* _Request_:
Report each line in the entries below that contains the string "value", copying every such line in full. Case counts.

* _Input rows_:
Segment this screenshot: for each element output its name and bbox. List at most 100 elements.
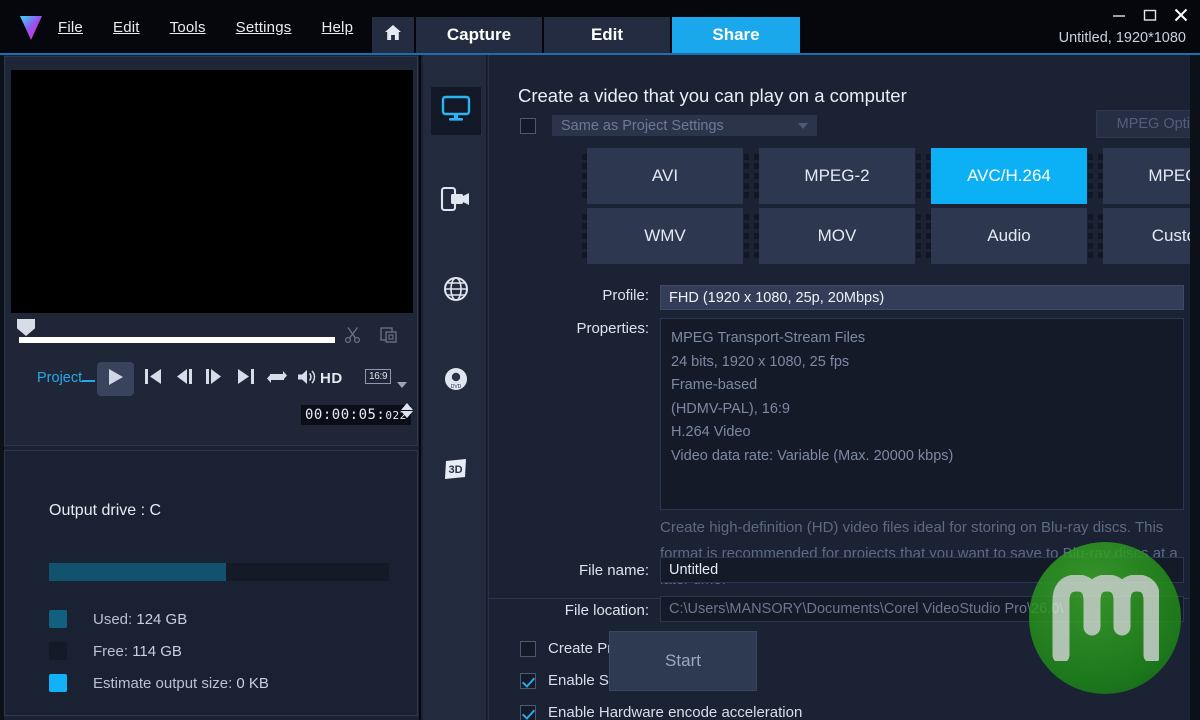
enable-hardware-encode-checkbox[interactable] xyxy=(520,704,536,720)
menu-item-tools-label: Tools xyxy=(169,18,206,36)
sprocket-hole xyxy=(753,232,759,239)
dvd-disc-icon: DVD xyxy=(443,366,469,397)
skip-end-button[interactable] xyxy=(233,366,259,392)
same-as-project-checkbox[interactable] xyxy=(520,117,536,134)
timecode-display[interactable]: 00:00:05:022 xyxy=(301,405,411,425)
skip-start-button[interactable] xyxy=(140,366,166,392)
right-column: DVD 3D Create a video that you can play … xyxy=(423,55,1200,720)
format-button-wmv[interactable]: WMV xyxy=(581,208,749,264)
timecode-up-icon[interactable] xyxy=(401,403,413,410)
hd-toggle[interactable]: HD xyxy=(320,370,343,387)
export-frame-icon[interactable] xyxy=(379,325,399,345)
sprocket-hole xyxy=(581,172,587,179)
option-hardware-encode-row: Enable Hardware encode acceleration xyxy=(520,704,802,720)
chevron-down-icon[interactable] xyxy=(397,382,407,388)
sprocket-hole xyxy=(1097,182,1103,189)
sprocket-hole xyxy=(743,232,749,239)
split-clip-icon[interactable] xyxy=(343,325,363,345)
sidebar-item-computer[interactable] xyxy=(431,87,481,135)
previous-frame-button[interactable] xyxy=(172,366,198,392)
sidebar-item-dvd[interactable]: DVD xyxy=(431,357,481,405)
properties-line: Video data rate: Variable (Max. 20000 kb… xyxy=(671,447,954,464)
format-button-avc-h-264[interactable]: AVC/H.264 xyxy=(925,148,1093,204)
start-button-label: Start xyxy=(665,651,701,670)
sprocket-hole xyxy=(915,242,921,249)
trim-bar[interactable] xyxy=(13,319,411,351)
tab-home[interactable] xyxy=(372,17,416,53)
mpeg-optimizer-label: MPEG Optimizer xyxy=(1116,116,1200,132)
file-name-value: Untitled xyxy=(669,562,719,578)
enable-smart-render-checkbox[interactable] xyxy=(520,672,536,689)
preview-screen[interactable] xyxy=(11,70,413,313)
sidebar-item-3d[interactable]: 3D xyxy=(431,447,481,495)
sprocket-hole xyxy=(581,242,587,249)
sprocket-hole xyxy=(1097,172,1103,179)
sprocket-hole xyxy=(1097,223,1103,230)
format-button-label: MPEG-2 xyxy=(804,166,870,185)
tab-capture[interactable]: Capture xyxy=(416,17,544,53)
format-button-label: Audio xyxy=(987,226,1031,245)
tab-edit[interactable]: Edit xyxy=(544,17,672,53)
format-button-audio[interactable]: Audio xyxy=(925,208,1093,264)
film-sprockets-left xyxy=(579,148,589,204)
trim-tools xyxy=(343,325,399,345)
menu-item-settings[interactable]: Settings xyxy=(236,19,292,36)
format-button-avi[interactable]: AVI xyxy=(581,148,749,204)
tab-share[interactable]: Share xyxy=(672,17,800,53)
format-button-label: AVI xyxy=(651,166,679,185)
output-drive-title: Output drive : C xyxy=(49,502,162,519)
next-frame-button[interactable] xyxy=(200,366,226,392)
create-preview-range-checkbox[interactable] xyxy=(520,640,536,657)
sprocket-hole xyxy=(753,242,759,249)
play-button[interactable] xyxy=(97,362,134,396)
sprocket-hole xyxy=(1097,232,1103,239)
start-button[interactable]: Start xyxy=(609,631,757,691)
format-button-mov[interactable]: MOV xyxy=(753,208,921,264)
3d-icon: 3D xyxy=(443,457,469,486)
project-info: Untitled, 1920*1080 xyxy=(1058,30,1186,46)
legend-swatch-estimate xyxy=(49,674,67,692)
menu-item-edit[interactable]: Edit xyxy=(113,19,140,36)
sidebar-item-device[interactable] xyxy=(431,177,481,225)
project-mode-label[interactable]: Project xyxy=(37,370,82,386)
aspect-ratio-badge[interactable]: 16:9 xyxy=(365,369,392,384)
maximize-icon[interactable] xyxy=(1143,8,1157,22)
timecode-stepper[interactable] xyxy=(401,403,413,418)
file-location-input[interactable]: C:\Users\MANSORY\Documents\Corel VideoSt… xyxy=(660,596,1184,622)
trim-track[interactable] xyxy=(19,337,335,343)
format-button-label: WMV xyxy=(644,226,686,245)
previous-frame-icon xyxy=(175,368,195,390)
left-window-edge xyxy=(0,55,4,720)
format-button-custom[interactable]: Custom xyxy=(1097,208,1200,264)
playhead-marker[interactable] xyxy=(17,319,35,336)
volume-button[interactable] xyxy=(294,366,320,392)
main-tabstrip: Capture Edit Share xyxy=(372,17,800,53)
sprocket-hole xyxy=(581,163,587,170)
sprocket-hole xyxy=(1097,192,1103,199)
menu-item-help[interactable]: Help xyxy=(321,19,353,36)
home-icon xyxy=(384,24,402,46)
volume-icon xyxy=(296,368,318,391)
sidebar-item-web[interactable] xyxy=(431,267,481,315)
file-name-input[interactable]: Untitled xyxy=(660,557,1184,583)
format-button-mpeg-2[interactable]: MPEG-2 xyxy=(753,148,921,204)
sprocket-hole xyxy=(915,172,921,179)
profile-select[interactable]: FHD (1920 x 1080, 25p, 20Mbps) xyxy=(660,285,1184,310)
sprocket-hole xyxy=(915,223,921,230)
timecode-down-icon[interactable] xyxy=(401,411,413,418)
sprocket-hole xyxy=(915,182,921,189)
menu-item-file-label: File xyxy=(58,18,83,36)
legend-used-value: 124 GB xyxy=(136,610,188,628)
sprocket-hole xyxy=(915,252,921,259)
loop-button[interactable] xyxy=(264,366,290,392)
drive-usage-bar xyxy=(49,563,389,581)
format-button-mpeg-4[interactable]: MPEG-4 xyxy=(1097,148,1200,204)
sprocket-hole xyxy=(581,192,587,199)
close-icon[interactable] xyxy=(1174,8,1188,22)
menu-item-file[interactable]: File xyxy=(58,19,83,36)
properties-line: Frame-based xyxy=(671,377,758,393)
minimize-icon[interactable] xyxy=(1112,8,1126,22)
menu-item-tools[interactable]: Tools xyxy=(170,19,206,36)
file-location-label: File location: xyxy=(564,602,649,619)
sprocket-hole xyxy=(753,223,759,230)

* _Result of this exercise_:
file-name-value: Untitled xyxy=(669,562,719,578)
legend-used-value: 124 GB xyxy=(136,610,188,628)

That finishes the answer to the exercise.